Leicht schwankend hängen wir etwa 30 Meter über dem Erdboden und schauen nach unten. Auf die sattgrünen Wipfel der Saale-Elster-Aue südlich von Halle. Und auf ein Technik-Wunder, das sich von Halle-Ammendorf kommend über den Baumkronen in leichtem Bogen und auf 20 Meter hohen Pfeilern durch dieses Natur-Idyll zieht.

Diese Konstruktion aus Beton und Stahl, die hier seit zwei Jahren Richtung B 91 wächst, ist Teil der neuen ICE-Trasse durch den Süden Sachsen-Anhalts. Und etwas Besonderes. Genau zu unseren Füßen entsteht nämlich mit der Saale-Elster-Talbrücke die längste Eisenbahnbrücke Deutschlands. Gebaut wird das Meisterwerk der deutschen Ingenieurskunst an fünf Stellen. Das hat logistische Gründe, wie wir später erfahren werden.

Ausgehend vom neuen Bahn-Haltepunkt Halle Ammendorf sind bereits rund 500 Brückenmeter gebaut und ein Dutzend Pfeiler gesetzt. Am Ende werden es 210 Stützen sein, auf der die 8 614 Meter lange Brücke ruht. Und auf der nach Fertigstellung der Strecke die ICE-Züge mit einer Spitzengeschwindigkeit von 300 Stundenkilometern von Erfurt nach Leipzig und zurück brettern. Nur an einem Abschnitt soll es mit 160 km / h langsamer zugehen. Und genau über dieser Stelle schaukelt gerade unser orangeroter Korb.

Das knapp 14 Meter breite Betonband nämlich, auf das nach der Rohbau-Fertigstellung 2012 die beiden Gleisanlagen aufgebracht werden, die Elektronik installiert wird und etwa ein Jahr lang Testfahrten stattfinden sollen, stellt eine Besonderheit der imposanten Brückenkonstruktion dar. "Die besteht darin, dass wir vom 6,5 Kilometer langen Hauptstrang einen 2,1 Kilometer langen Abzweig haben. Der verbindet die Gleise von und nach Halle kreuzungsfrei über verschiedene Ebenen mit dem neuen Streckennetz. Diese Einfädelung in die vorhandene Bahnstrecke Halle-Weißenfels macht die Brücke als Bauwerk so ungeheuer interessant", schwärmt Michael Felgner. Der erfahrene Industrie- und Brückenbauer, seit 2002 bei der Deutschen Bahn, ist der verantwortliche Ingenieur für das Projekt Saale-Elster-Talbrücke. Der Radebeuler, Baujahr 1950, hält die Fäden auf der derzeit größten Verkehrsbaustelle Sachsen-Anhalts in den Händen. Und Felgner freut sich: "Die Talbrücke ist ein schöner Abschluss meines Berufslebens". Doch bis dahin wartet auf ihn und die 120 Brückenbauer noch so manche Herausforderung.

• Gespeicherte Einträge:
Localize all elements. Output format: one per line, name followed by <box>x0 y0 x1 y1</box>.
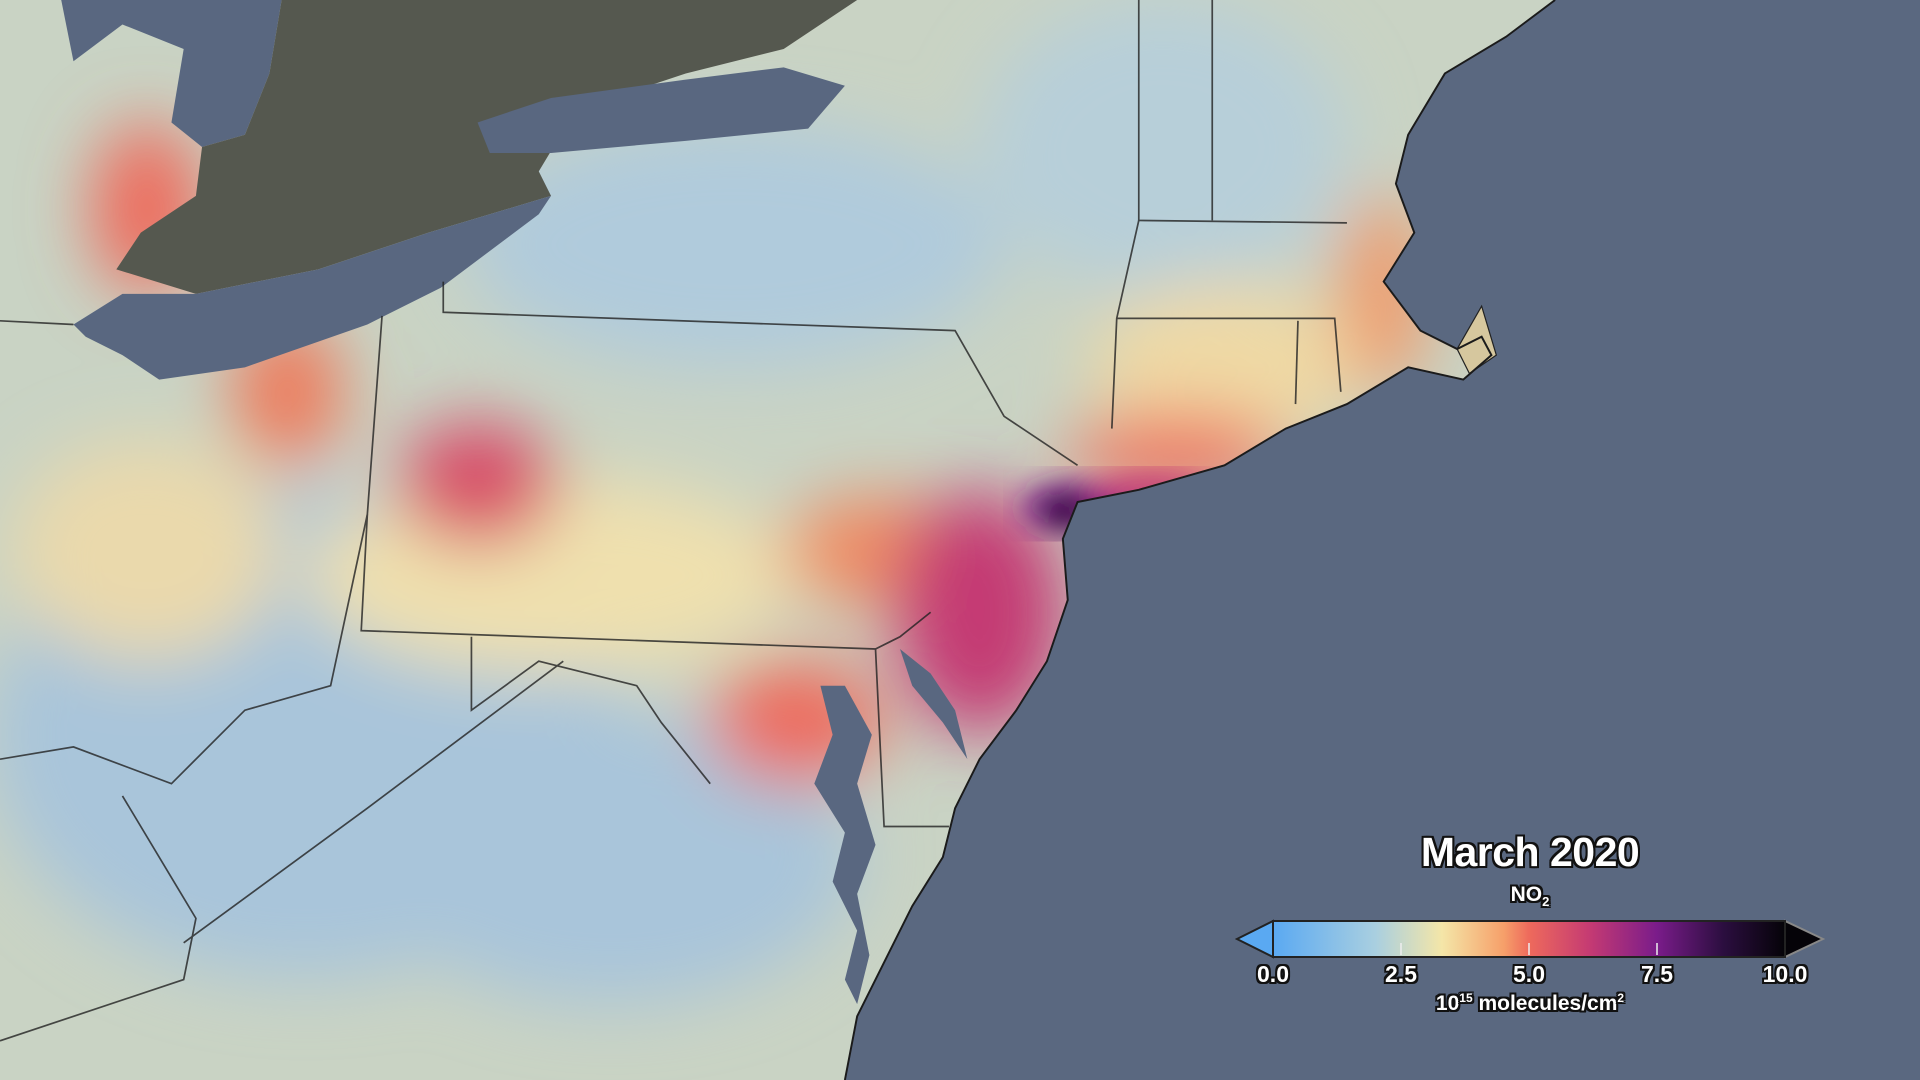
parameter-subscript: 2 <box>1542 894 1550 910</box>
lake-erie <box>73 195 552 380</box>
unit-exponent-2: 2 <box>1617 991 1625 1005</box>
colorbar <box>1235 919 1825 959</box>
legend-title: March 2020 <box>1420 829 1640 875</box>
canada-ontario <box>116 0 858 294</box>
colorbar-low-extend <box>1235 919 1274 959</box>
legend-unit: 1015 molecules/cm2 <box>1230 991 1830 1016</box>
legend-parameter: NO2 <box>1230 883 1830 909</box>
unit-base: 10 <box>1435 992 1460 1015</box>
unit-exponent: 15 <box>1459 991 1473 1005</box>
parameter-text: NO <box>1510 883 1543 906</box>
lake-huron <box>61 0 282 147</box>
colorbar-tick-label: 10.0 <box>1762 961 1808 987</box>
coastline <box>843 0 1556 1080</box>
delaware-bay <box>900 648 968 760</box>
state-borders <box>0 0 1347 1042</box>
colorbar-legend: March 2020 NO2 0.0 2.5 5.0 7.5 10.0 1015 mol… <box>1230 825 1830 1025</box>
lake-ontario <box>477 67 845 154</box>
colorbar-tick-label: 2.5 <box>1385 961 1417 987</box>
chesapeake-bay <box>814 685 876 1005</box>
colorbar-high-extend <box>1784 919 1825 959</box>
colorbar-tick-label: 0.0 <box>1257 961 1289 987</box>
colorbar-tick-label: 5.0 <box>1513 961 1545 987</box>
colorbar-tick-label: 7.5 <box>1641 961 1673 987</box>
unit-text: molecules/cm <box>1472 992 1618 1015</box>
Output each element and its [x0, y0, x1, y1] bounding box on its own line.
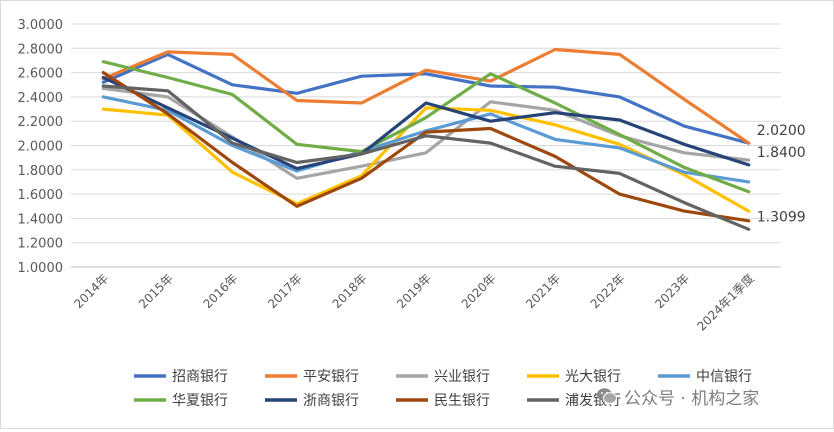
data-label: 1.8400: [757, 145, 806, 161]
x-tick-label: 2023年: [652, 271, 692, 311]
x-tick-label: 2016年: [201, 271, 241, 311]
legend-label: 民生银行: [434, 393, 490, 409]
y-tick-label: 2.8000: [18, 42, 64, 57]
x-tick-label: 2014年: [71, 271, 111, 311]
series-lines: [101, 47, 751, 231]
x-tick-label: 2015年: [136, 271, 176, 311]
y-tick-label: 1.6000: [18, 188, 64, 203]
y-tick-label: 2.2000: [18, 115, 64, 130]
legend-item: 兴业银行: [396, 369, 490, 385]
series-line: [101, 60, 751, 194]
legend-label: 平安银行: [303, 369, 359, 385]
y-tick-label: 2.0000: [18, 140, 64, 155]
series-line: [101, 52, 751, 145]
x-tick-label: 2022年: [588, 271, 628, 311]
x-tick-label: 2020年: [459, 271, 499, 311]
x-axis: 2014年 2015年 2016年 2017年 2018年 2019年 2020年 2021年…: [71, 271, 756, 334]
data-annotations: 2.0200 1.8400 1.3099: [757, 123, 806, 225]
y-tick-label: 2.4000: [18, 91, 64, 106]
data-label: 1.3099: [757, 209, 806, 225]
legend-label: 华夏银行: [172, 393, 228, 409]
legend-label: 中信银行: [696, 369, 752, 385]
legend-item: 中信银行: [658, 369, 752, 385]
x-tick-label: 2024年1季度: [694, 271, 757, 334]
series-line: [101, 70, 751, 223]
x-tick-label: 2021年: [523, 271, 563, 311]
series-line: [101, 84, 751, 231]
legend-label: 招商银行: [172, 369, 228, 385]
legend-item: 浙商银行: [265, 393, 359, 409]
legend-label: 兴业银行: [434, 369, 490, 385]
series-line: [101, 75, 751, 171]
legend-item: 民生银行: [396, 393, 490, 409]
x-tick-label: 2019年: [394, 271, 434, 311]
x-tick-label: 2018年: [330, 271, 370, 311]
y-tick-label: 1.0000: [18, 261, 64, 276]
watermark: 公众号 · 机构之家: [596, 384, 760, 409]
series-line: [101, 47, 751, 145]
legend-item: 华夏银行: [134, 393, 228, 409]
legend-label: 光大银行: [565, 369, 621, 385]
legend-label: 浙商银行: [303, 393, 359, 409]
y-tick-label: 1.2000: [18, 237, 64, 252]
gridlines: [71, 23, 781, 268]
y-tick-label: 2.6000: [18, 67, 64, 82]
watermark-text: 公众号 · 机构之家: [624, 388, 760, 409]
wechat-icon: [597, 388, 617, 404]
legend-item: 招商银行: [134, 369, 228, 385]
y-tick-label: 1.8000: [18, 164, 64, 179]
y-axis: 3.0000 2.8000 2.6000 2.4000 2.2000 2.0000 1.80…: [18, 18, 64, 276]
legend-item: 光大银行: [527, 369, 621, 385]
legend-item: 平安银行: [265, 369, 359, 385]
x-tick-label: 2017年: [265, 271, 305, 311]
data-label: 2.0200: [757, 123, 806, 139]
y-tick-label: 3.0000: [18, 18, 64, 33]
y-tick-label: 1.4000: [18, 212, 64, 227]
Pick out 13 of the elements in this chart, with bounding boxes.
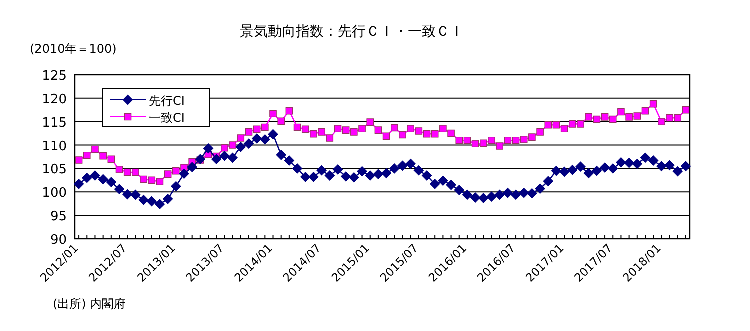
- y-tick-label: 95: [50, 210, 67, 225]
- chart-title: 景気動向指数：先行ＣＩ・一致ＣＩ: [240, 24, 464, 40]
- y-tick-label: 90: [50, 233, 67, 248]
- y-tick-label: 115: [42, 116, 67, 131]
- chart-subtitle: (2010年＝100): [30, 42, 117, 56]
- legend-label: 一致CI: [149, 111, 185, 125]
- y-tick-label: 105: [42, 162, 67, 178]
- y-tick-label: 125: [42, 69, 67, 84]
- y-tick-label: 120: [42, 92, 67, 108]
- y-tick-label: 110: [42, 139, 67, 154]
- legend-label: 先行CI: [149, 94, 185, 108]
- text: (出所) 内閣府: [53, 297, 126, 311]
- y-tick-label: 100: [42, 186, 67, 202]
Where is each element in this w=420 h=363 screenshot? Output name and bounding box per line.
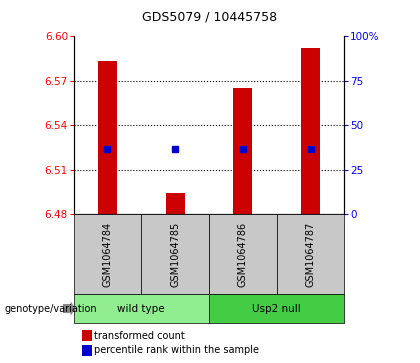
Text: GDS5079 / 10445758: GDS5079 / 10445758 (142, 11, 278, 24)
Bar (301, 48, 320, 214)
Text: GSM1064785: GSM1064785 (170, 221, 180, 287)
Text: transformed count: transformed count (94, 331, 185, 341)
Bar (165, 193, 184, 214)
Text: wild type: wild type (118, 303, 165, 314)
Bar (209, 214, 277, 294)
Text: GSM1064786: GSM1064786 (238, 221, 248, 287)
Bar (209, 294, 344, 323)
Text: percentile rank within the sample: percentile rank within the sample (94, 345, 260, 355)
Text: GSM1064784: GSM1064784 (102, 221, 113, 287)
Bar (234, 88, 252, 214)
Bar (74, 214, 141, 294)
Text: Usp2 null: Usp2 null (252, 303, 301, 314)
Text: genotype/variation: genotype/variation (4, 303, 97, 314)
Bar (98, 61, 117, 214)
Bar (277, 214, 344, 294)
Bar (74, 294, 209, 323)
Bar (141, 214, 209, 294)
Text: GSM1064787: GSM1064787 (305, 221, 315, 287)
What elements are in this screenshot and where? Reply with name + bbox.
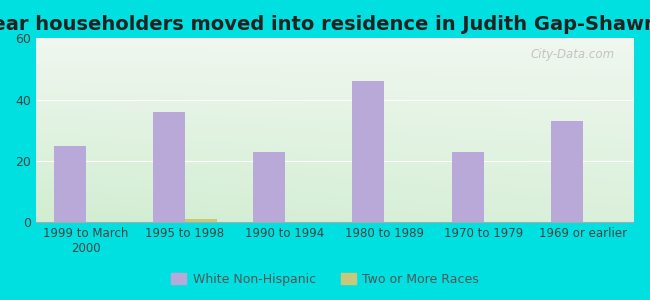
- Bar: [253, 152, 285, 222]
- Bar: [551, 121, 583, 222]
- Bar: [352, 81, 384, 222]
- Title: Year householders moved into residence in Judith Gap-Shawmut: Year householders moved into residence i…: [0, 15, 650, 34]
- Text: City-Data.com: City-Data.com: [531, 47, 615, 61]
- Bar: [185, 219, 217, 222]
- Legend: White Non-Hispanic, Two or More Races: White Non-Hispanic, Two or More Races: [166, 268, 484, 291]
- Bar: [452, 152, 484, 222]
- Bar: [54, 146, 86, 222]
- Bar: [153, 112, 185, 222]
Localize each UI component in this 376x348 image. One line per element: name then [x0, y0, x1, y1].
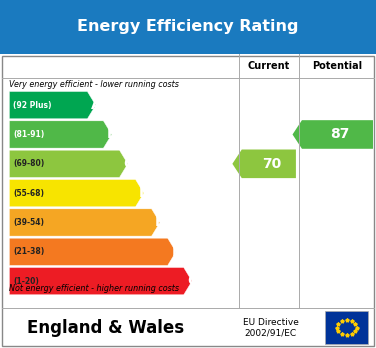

• Herausforderung 1: Schreib den Abschnitt des Seitenauszugs neu, der bei den Worten „Ausgehend vom neuen“ anfängt und nach „unser orangeroter Korb.“ aufhört, und ändere darin „Spitzengeschwindigkeit“ zu „Höchstgeschwindigkeit“.
• Herausforderung 2:
Beantworte anhand des Seitenauszugs:
(a) Wie hoch sind die Pfeiler, auf denen sich die Konstruktion durch die Aue zieht?
(b) Wie viele Stützen soll die Brücke am Ende haben?
(c) Seit welchem Jahr ist Michael Felgner bei der Deutschen Bahn?
Die Auflistung ist eigenständiges Material und steht für sich.

• Lösung 1:
Ausgehend vom neuen Bahn-Haltepunkt Halle Ammendorf sind bereits rund 500 Brückenmeter gebaut und ein Dutzend Pfeiler gesetzt. Am Ende werden es 210 Stützen sein, auf der die 8 614 Meter lange Brücke ruht. Und auf der nach Fertigstellung der Strecke die ICE-Züge mit einer Höchstgeschwindigkeit von 300 Stundenkilometern von Erfurt nach Leipzig und zurück brettern. Nur an einem Abschnitt soll es mit 160 km / h langsamer zugehen. Und genau über dieser Stelle schaukelt gerade unser orangeroter Korb.

• Lösung 2:
(a) 20 Meter
(b) 210
(c) Seit 2002